-- start of Data --
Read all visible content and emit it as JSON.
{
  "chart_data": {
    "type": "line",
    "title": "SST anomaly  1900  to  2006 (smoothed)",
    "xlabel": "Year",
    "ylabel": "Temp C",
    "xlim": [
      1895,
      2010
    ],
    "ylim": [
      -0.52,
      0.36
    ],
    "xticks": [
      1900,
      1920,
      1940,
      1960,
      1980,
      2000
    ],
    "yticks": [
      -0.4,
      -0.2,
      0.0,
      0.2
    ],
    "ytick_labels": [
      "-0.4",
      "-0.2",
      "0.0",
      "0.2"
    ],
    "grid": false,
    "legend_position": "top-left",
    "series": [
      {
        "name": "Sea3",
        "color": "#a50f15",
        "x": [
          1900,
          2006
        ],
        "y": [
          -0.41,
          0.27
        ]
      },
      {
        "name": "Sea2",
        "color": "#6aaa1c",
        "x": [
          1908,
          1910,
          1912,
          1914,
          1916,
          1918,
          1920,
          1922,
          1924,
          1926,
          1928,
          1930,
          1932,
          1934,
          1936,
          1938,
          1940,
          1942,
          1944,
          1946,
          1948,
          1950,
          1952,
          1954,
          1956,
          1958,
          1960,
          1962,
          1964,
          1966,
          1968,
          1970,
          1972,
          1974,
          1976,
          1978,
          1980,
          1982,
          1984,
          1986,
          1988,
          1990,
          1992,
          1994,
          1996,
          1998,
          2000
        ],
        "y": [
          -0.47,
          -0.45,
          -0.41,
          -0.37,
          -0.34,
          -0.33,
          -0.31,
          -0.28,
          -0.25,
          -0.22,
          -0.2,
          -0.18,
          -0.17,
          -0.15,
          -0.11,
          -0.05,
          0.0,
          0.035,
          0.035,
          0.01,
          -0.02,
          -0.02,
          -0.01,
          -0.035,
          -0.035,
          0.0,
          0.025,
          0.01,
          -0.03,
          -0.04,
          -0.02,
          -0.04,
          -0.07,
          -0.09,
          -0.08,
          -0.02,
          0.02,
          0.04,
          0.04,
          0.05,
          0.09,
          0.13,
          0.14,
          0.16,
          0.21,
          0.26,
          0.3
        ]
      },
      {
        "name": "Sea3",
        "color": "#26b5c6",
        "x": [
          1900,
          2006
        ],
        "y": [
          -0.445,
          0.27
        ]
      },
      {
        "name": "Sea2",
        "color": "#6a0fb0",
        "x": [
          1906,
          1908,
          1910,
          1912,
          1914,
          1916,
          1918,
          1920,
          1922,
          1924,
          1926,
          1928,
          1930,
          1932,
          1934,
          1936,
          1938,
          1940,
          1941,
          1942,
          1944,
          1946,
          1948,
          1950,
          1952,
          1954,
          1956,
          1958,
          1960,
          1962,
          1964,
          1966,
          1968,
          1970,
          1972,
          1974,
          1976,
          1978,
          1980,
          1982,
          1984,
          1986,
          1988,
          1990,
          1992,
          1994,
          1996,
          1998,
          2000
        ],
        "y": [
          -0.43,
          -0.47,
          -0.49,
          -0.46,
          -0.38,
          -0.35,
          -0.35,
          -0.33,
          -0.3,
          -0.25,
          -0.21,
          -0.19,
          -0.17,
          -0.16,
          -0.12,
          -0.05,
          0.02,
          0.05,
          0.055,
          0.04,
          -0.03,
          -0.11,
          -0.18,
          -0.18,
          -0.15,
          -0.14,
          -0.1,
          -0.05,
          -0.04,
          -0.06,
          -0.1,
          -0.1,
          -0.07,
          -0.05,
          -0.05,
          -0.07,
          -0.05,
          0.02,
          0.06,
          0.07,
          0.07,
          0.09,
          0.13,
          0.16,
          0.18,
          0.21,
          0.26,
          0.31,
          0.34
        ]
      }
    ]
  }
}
-- end of Data --
All of the material above needs to be copied exactly.

_The response:_
Read all visible content and emit it as JSON.
{
  "chart_data": {
    "type": "line",
    "title": "SST anomaly  1900  to  2006 (smoothed)",
    "xlabel": "Year",
    "ylabel": "Temp C",
    "xlim": [
      1895,
      2010
    ],
    "ylim": [
      -0.52,
      0.36
    ],
    "xticks": [
      1900,
      1920,
      1940,
      1960,
      1980,
      2000
    ],
    "yticks": [
      -0.4,
      -0.2,
      0.0,
      0.2
    ],
    "ytick_labels": [
      "-0.4",
      "-0.2",
      "0.0",
      "0.2"
    ],
    "grid": false,
    "legend_position": "top-left",
    "series": [
      {
        "name": "Sea3",
        "color": "#a50f15",
        "x": [
          1900,
          2006
        ],
        "y": [
          -0.41,
          0.27
        ]
      },
      {
        "name": "Sea2",
        "color": "#6aaa1c",
        "x": [
          1908,
          1910,
          1912,
          1914,
          1916,
          1918,
          1920,
          1922,
          1924,
          1926,
          1928,
          1930,
          1932,
          1934,
          1936,
          1938,
          1940,
          1942,
          1944,
          1946,
          1948,
          1950,
          1952,
          1954,
          1956,
          1958,
          1960,
          1962,
          1964,
          1966,
          1968,
          1970,
          1972,
          1974,
          1976,
          1978,
          1980,
          1982,
          1984,
          1986,
          1988,
          1990,
          1992,
          1994,
          1996,
          1998,
          2000
        ],
        "y": [
          -0.47,
          -0.45,
          -0.41,
          -0.37,
          -0.34,
          -0.33,
          -0.31,
          -0.28,
          -0.25,
          -0.22,
          -0.2,
          -0.18,
          -0.17,
          -0.15,
          -0.11,
          -0.05,
          0.0,
          0.035,
          0.035,
          0.01,
          -0.02,
          -0.02,
          -0.01,
          -0.035,
          -0.035,
          0.0,
          0.025,
          0.01,
          -0.03,
          -0.04,
          -0.02,
          -0.04,
          -0.07,
          -0.09,
          -0.08,
          -0.02,
          0.02,
          0.04,
          0.04,
          0.05,
          0.09,
          0.13,
          0.14,
          0.16,
          0.21,
          0.26,
          0.3
        ]
      },
      {
        "name": "Sea3",
        "color": "#26b5c6",
        "x": [
          1900,
          2006
        ],
        "y": [
          -0.445,
          0.27
        ]
      },
      {
        "name": "Sea2",
        "color": "#6a0fb0",
        "x": [
          1906,
          1908,
          1910,
          1912,
          1914,
          1916,
          1918,
          1920,
          1922,
          1924,
          1926,
          1928,
          1930,
          1932,
          1934,
          1936,
          1938,
          1940,
          1941,
          1942,
          1944,
          1946,
          1948,
          1950,
          1952,
          1954,
          1956,
          1958,
          1960,
          1962,
          1964,
          1966,
          1968,
          1970,
          1972,
          1974,
          1976,
          1978,
          1980,
          1982,
          1984,
          1986,
          1988,
          1990,
          1992,
          1994,
          1996,
          1998,
          2000
        ],
        "y": [
          -0.43,
          -0.47,
          -0.49,
          -0.46,
          -0.38,
          -0.35,
          -0.35,
          -0.33,
          -0.3,
          -0.25,
          -0.21,
          -0.19,
          -0.17,
          -0.16,
          -0.12,
          -0.05,
          0.02,
          0.05,
          0.055,
          0.04,
          -0.03,
          -0.11,
          -0.18,
          -0.18,
          -0.15,
          -0.14,
          -0.1,
          -0.05,
          -0.04,
          -0.06,
          -0.1,
          -0.1,
          -0.07,
          -0.05,
          -0.05,
          -0.07,
          -0.05,
          0.02,
          0.06,
          0.07,
          0.07,
          0.09,
          0.13,
          0.16,
          0.18,
          0.21,
          0.26,
          0.31,
          0.34
        ]
      }
    ]
  }
}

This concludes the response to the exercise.